_OBJECTIVE_
Reproduce the material below verbatim, line for line, with the pictures omitted.

_MATERIAL FOR THIS EXERCISE_
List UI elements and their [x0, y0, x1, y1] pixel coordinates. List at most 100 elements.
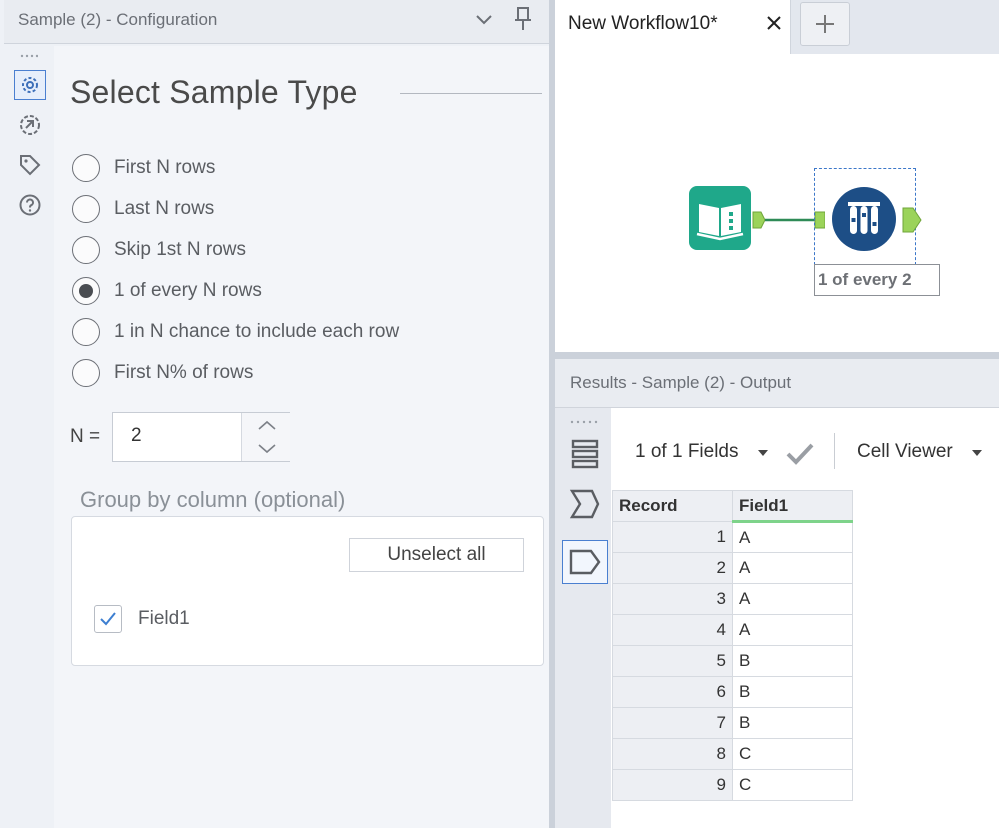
- data-view-button[interactable]: [562, 432, 608, 476]
- table-row[interactable]: 7B: [612, 707, 853, 739]
- table-row[interactable]: 3A: [612, 583, 853, 615]
- close-icon[interactable]: [763, 10, 785, 36]
- tab-label: New Workflow10*: [568, 13, 718, 34]
- radio-skip-first-n-rows[interactable]: Skip 1st N rows: [72, 235, 246, 265]
- sample-tool-node[interactable]: [831, 186, 897, 252]
- field1-cell[interactable]: B: [732, 645, 853, 677]
- node-annotation: 1 of every 2: [814, 264, 940, 296]
- output-tag-icon: [569, 549, 601, 575]
- tag-icon: [20, 155, 41, 176]
- radio-button[interactable]: [72, 318, 100, 346]
- checkmark-icon: [100, 612, 116, 626]
- checkbox[interactable]: [94, 605, 122, 633]
- workflow-canvas[interactable]: 1 of every 2: [555, 54, 999, 352]
- table-row[interactable]: 8C: [612, 738, 853, 770]
- n-value-input[interactable]: 2: [131, 425, 142, 447]
- table-row[interactable]: 6B: [612, 676, 853, 708]
- help-tab-button[interactable]: [14, 190, 46, 220]
- caret-down-icon[interactable]: [971, 448, 983, 458]
- field1-cell[interactable]: A: [732, 552, 853, 584]
- field1-cell[interactable]: B: [732, 676, 853, 708]
- radio-button[interactable]: [72, 236, 100, 264]
- record-cell: 3: [612, 583, 733, 615]
- record-cell: 7: [612, 707, 733, 739]
- help-icon: [19, 194, 41, 216]
- field1-cell[interactable]: A: [732, 583, 853, 615]
- radio-last-n-rows[interactable]: Last N rows: [72, 194, 214, 224]
- section-title: Select Sample Type: [70, 74, 358, 110]
- table-row[interactable]: 4A: [612, 614, 853, 646]
- gear-icon: [22, 77, 38, 93]
- field1-cell[interactable]: C: [732, 738, 853, 770]
- browse-tool-node[interactable]: [689, 186, 751, 250]
- radio-button[interactable]: [72, 195, 100, 223]
- pin-icon[interactable]: [512, 4, 534, 32]
- field1-cell[interactable]: A: [732, 614, 853, 646]
- column-header-field1[interactable]: Field1: [732, 490, 853, 523]
- field1-cell[interactable]: C: [732, 769, 853, 801]
- configuration-tab-button[interactable]: [14, 70, 46, 100]
- navigate-tab-button[interactable]: [14, 110, 46, 140]
- results-title: Results - Sample (2) - Output: [570, 373, 792, 392]
- configuration-body: Select Sample Type First N rows Last N r…: [54, 46, 549, 828]
- radio-one-in-n-chance[interactable]: 1 in N chance to include each row: [72, 317, 399, 347]
- chevron-down-icon[interactable]: [474, 8, 494, 32]
- metadata-view-button[interactable]: [562, 482, 608, 526]
- radio-label: 1 of every N rows: [114, 280, 262, 301]
- n-label: N =: [70, 426, 101, 447]
- checkmark-icon[interactable]: [785, 441, 815, 467]
- radio-label: Last N rows: [114, 198, 215, 219]
- cell-viewer-dropdown[interactable]: Cell Viewer: [857, 441, 953, 463]
- decrement-button[interactable]: [242, 437, 291, 461]
- configuration-panel: Sample (2) - Configuration Select Sample…: [0, 0, 549, 828]
- checkbox-label: Field1: [138, 608, 190, 629]
- group-by-title: Group by column (optional): [80, 487, 346, 512]
- tab-workflow[interactable]: New Workflow10*: [555, 0, 791, 56]
- rows-icon: [571, 439, 599, 469]
- n-spinner: [241, 413, 290, 461]
- record-cell: 6: [612, 676, 733, 708]
- annotation-tab-button[interactable]: [14, 150, 46, 180]
- fields-dropdown[interactable]: 1 of 1 Fields: [635, 441, 739, 463]
- horizontal-splitter[interactable]: [555, 352, 999, 359]
- section-divider: [400, 93, 542, 94]
- results-main: 1 of 1 Fields Cell Viewer Record Field1 …: [611, 408, 999, 828]
- record-cell: 2: [612, 552, 733, 584]
- radio-first-n-percent[interactable]: First N% of rows: [72, 358, 253, 388]
- sigma-icon: [569, 489, 600, 519]
- radio-one-of-every-n-rows[interactable]: 1 of every N rows: [72, 276, 262, 306]
- unselect-all-button[interactable]: Unselect all: [349, 538, 524, 572]
- workflow-tabbar: New Workflow10*: [555, 0, 999, 56]
- increment-button[interactable]: [242, 413, 291, 437]
- caret-down-icon[interactable]: [757, 448, 769, 458]
- radio-dot: [79, 284, 93, 298]
- field1-cell[interactable]: B: [732, 707, 853, 739]
- radio-label: 1 in N chance to include each row: [114, 321, 400, 342]
- radio-button[interactable]: [72, 154, 100, 182]
- table-row[interactable]: 9C: [612, 769, 853, 801]
- record-cell: 9: [612, 769, 733, 801]
- radio-label: First N% of rows: [114, 362, 254, 383]
- radio-button-selected[interactable]: [72, 277, 100, 305]
- field1-cell[interactable]: A: [732, 521, 853, 553]
- n-stepper[interactable]: 2: [112, 412, 290, 462]
- radio-first-n-rows[interactable]: First N rows: [72, 153, 215, 183]
- column-checkbox-field1[interactable]: Field1: [94, 603, 190, 635]
- toolbar-separator: [834, 433, 835, 469]
- group-by-box: Unselect all Field1: [71, 516, 544, 666]
- record-cell: 4: [612, 614, 733, 646]
- grip-handle[interactable]: [569, 420, 599, 424]
- column-header-record[interactable]: Record: [612, 490, 733, 522]
- output-view-button[interactable]: [562, 540, 608, 584]
- table-row[interactable]: 5B: [612, 645, 853, 677]
- table-row[interactable]: 2A: [612, 552, 853, 584]
- output-anchor[interactable]: [901, 206, 923, 234]
- results-toolbar: 1 of 1 Fields Cell Viewer: [611, 408, 999, 490]
- add-tab-button[interactable]: [800, 2, 850, 46]
- results-side-rail: [555, 408, 611, 828]
- grip-handle[interactable]: [20, 54, 38, 58]
- configuration-header: Sample (2) - Configuration: [4, 0, 549, 44]
- radio-button[interactable]: [72, 359, 100, 387]
- table-row[interactable]: 1A: [612, 521, 853, 553]
- configuration-side-rail: [8, 62, 54, 828]
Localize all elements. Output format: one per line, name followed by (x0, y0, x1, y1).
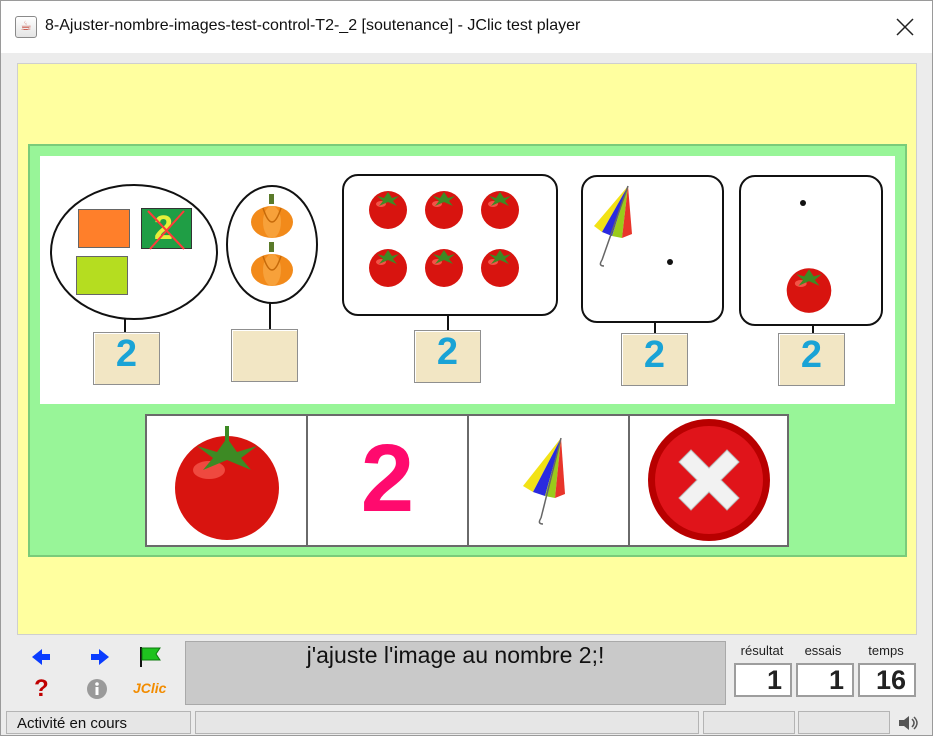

_EXERCISE OUTPUT_
List UI elements and their [x0, y0, x1, y1] pixel coordinates. List at most 100 elements.
- data-view-button[interactable]: [562, 432, 608, 476]
- table-row[interactable]: 7B: [612, 707, 853, 739]
- table-row[interactable]: 3A: [612, 583, 853, 615]
- close-icon[interactable]: [763, 10, 785, 36]
- tab-label: New Workflow10*: [568, 13, 718, 34]
- radio-skip-first-n-rows[interactable]: Skip 1st N rows: [72, 235, 246, 265]
- sample-tool-node[interactable]: [831, 186, 897, 252]
- field1-cell[interactable]: B: [732, 645, 853, 677]
- node-annotation: 1 of every 2: [814, 264, 940, 296]
- output-tag-icon: [569, 549, 601, 575]
- tag-icon: [20, 155, 41, 176]
- radio-button[interactable]: [72, 318, 100, 346]
- checkmark-icon: [100, 612, 116, 626]
- checkbox[interactable]: [94, 605, 122, 633]
- workflow-canvas[interactable]: 1 of every 2: [555, 54, 999, 352]
- table-row[interactable]: 8C: [612, 738, 853, 770]
- n-value-input[interactable]: 2: [131, 425, 142, 447]
- table-row[interactable]: 6B: [612, 676, 853, 708]
- help-tab-button[interactable]: [14, 190, 46, 220]
- caret-down-icon[interactable]: [971, 448, 983, 458]
- field1-cell[interactable]: A: [732, 552, 853, 584]
- field1-cell[interactable]: B: [732, 676, 853, 708]
- radio-button[interactable]: [72, 236, 100, 264]
- record-cell: 3: [612, 583, 733, 615]
- record-cell: 7: [612, 707, 733, 739]
- help-icon: [19, 194, 41, 216]
- field1-cell[interactable]: A: [732, 583, 853, 615]
- radio-last-n-rows[interactable]: Last N rows: [72, 194, 214, 224]
- section-title: Select Sample Type: [70, 74, 358, 110]
- table-row[interactable]: 4A: [612, 614, 853, 646]
- gear-icon: [22, 77, 38, 93]
- field1-cell[interactable]: C: [732, 738, 853, 770]
- browse-tool-node[interactable]: [689, 186, 751, 250]
- radio-button[interactable]: [72, 195, 100, 223]
- pin-icon[interactable]: [512, 4, 534, 32]
- field1-cell[interactable]: A: [732, 614, 853, 646]
- column-header-field1[interactable]: Field1: [732, 490, 853, 523]
- field1-cell[interactable]: C: [732, 769, 853, 801]
- configuration-tab-button[interactable]: [14, 70, 46, 100]
- navigate-tab-button[interactable]: [14, 110, 46, 140]
- results-title: Results - Sample (2) - Output: [570, 373, 792, 392]
- configuration-body: Select Sample Type First N rows Last N r…: [54, 46, 549, 828]
- radio-one-in-n-chance[interactable]: 1 in N chance to include each row: [72, 317, 399, 347]
- chevron-down-icon[interactable]: [474, 8, 494, 32]
- metadata-view-button[interactable]: [562, 482, 608, 526]
- radio-label: 1 of every N rows: [114, 280, 262, 301]
- n-label: N =: [70, 426, 101, 447]
- checkmark-icon[interactable]: [785, 441, 815, 467]
- radio-label: Last N rows: [114, 198, 215, 219]
- cell-viewer-dropdown[interactable]: Cell Viewer: [857, 441, 953, 463]
- decrement-button[interactable]: [242, 437, 291, 461]
- configuration-panel: Sample (2) - Configuration Select Sample…: [0, 0, 549, 828]
- checkbox-label: Field1: [138, 608, 190, 629]
- group-by-title: Group by column (optional): [80, 487, 346, 512]
- tab-workflow[interactable]: New Workflow10*: [555, 0, 791, 56]
- rows-icon: [571, 439, 599, 469]
- n-spinner: [241, 413, 290, 461]
- record-cell: 6: [612, 676, 733, 708]
- annotation-tab-button[interactable]: [14, 150, 46, 180]
- fields-dropdown[interactable]: 1 of 1 Fields: [635, 441, 739, 463]
- horizontal-splitter[interactable]: [555, 352, 999, 359]
- section-divider: [400, 93, 542, 94]
- results-main: 1 of 1 Fields Cell Viewer Record Field1 …: [611, 408, 999, 828]
- record-cell: 2: [612, 552, 733, 584]
- radio-first-n-percent[interactable]: First N% of rows: [72, 358, 253, 388]
- sigma-icon: [569, 489, 600, 519]
- radio-one-of-every-n-rows[interactable]: 1 of every N rows: [72, 276, 262, 306]
- unselect-all-button[interactable]: Unselect all: [349, 538, 524, 572]
- workflow-tabbar: New Workflow10*: [555, 0, 999, 56]
- increment-button[interactable]: [242, 413, 291, 437]
- caret-down-icon[interactable]: [757, 448, 769, 458]
- radio-dot: [79, 284, 93, 298]
- field1-cell[interactable]: B: [732, 707, 853, 739]
- radio-label: 1 in N chance to include each row: [114, 321, 400, 342]
- radio-button[interactable]: [72, 154, 100, 182]
- table-row[interactable]: 9C: [612, 769, 853, 801]
- record-cell: 9: [612, 769, 733, 801]
- radio-label: First N% of rows: [114, 362, 254, 383]
- radio-button-selected[interactable]: [72, 277, 100, 305]
- field1-cell[interactable]: A: [732, 521, 853, 553]
- n-stepper[interactable]: 2: [112, 412, 290, 462]
- radio-first-n-rows[interactable]: First N rows: [72, 153, 215, 183]
- column-checkbox-field1[interactable]: Field1: [94, 603, 190, 635]
- toolbar-separator: [834, 433, 835, 469]
- group-by-box: Unselect all Field1: [71, 516, 544, 666]
- record-cell: 4: [612, 614, 733, 646]
- grip-handle[interactable]: [569, 420, 599, 424]
- column-header-record[interactable]: Record: [612, 490, 733, 522]
- output-view-button[interactable]: [562, 540, 608, 584]
- table-row[interactable]: 5B: [612, 645, 853, 677]
- table-row[interactable]: 2A: [612, 552, 853, 584]
- output-anchor[interactable]: [901, 206, 923, 234]
- results-toolbar: 1 of 1 Fields Cell Viewer: [611, 408, 999, 490]
- add-tab-button[interactable]: [800, 2, 850, 46]
- results-side-rail: [555, 408, 611, 828]
- grip-handle[interactable]: [20, 54, 38, 58]
- configuration-header: Sample (2) - Configuration: [4, 0, 549, 44]
- radio-button[interactable]: [72, 359, 100, 387]
- table-row[interactable]: 1A: [612, 521, 853, 553]
- configuration-side-rail: [8, 62, 54, 828]
Localize all elements. Output format: one per line, name followed by (x0, y0, x1, y1).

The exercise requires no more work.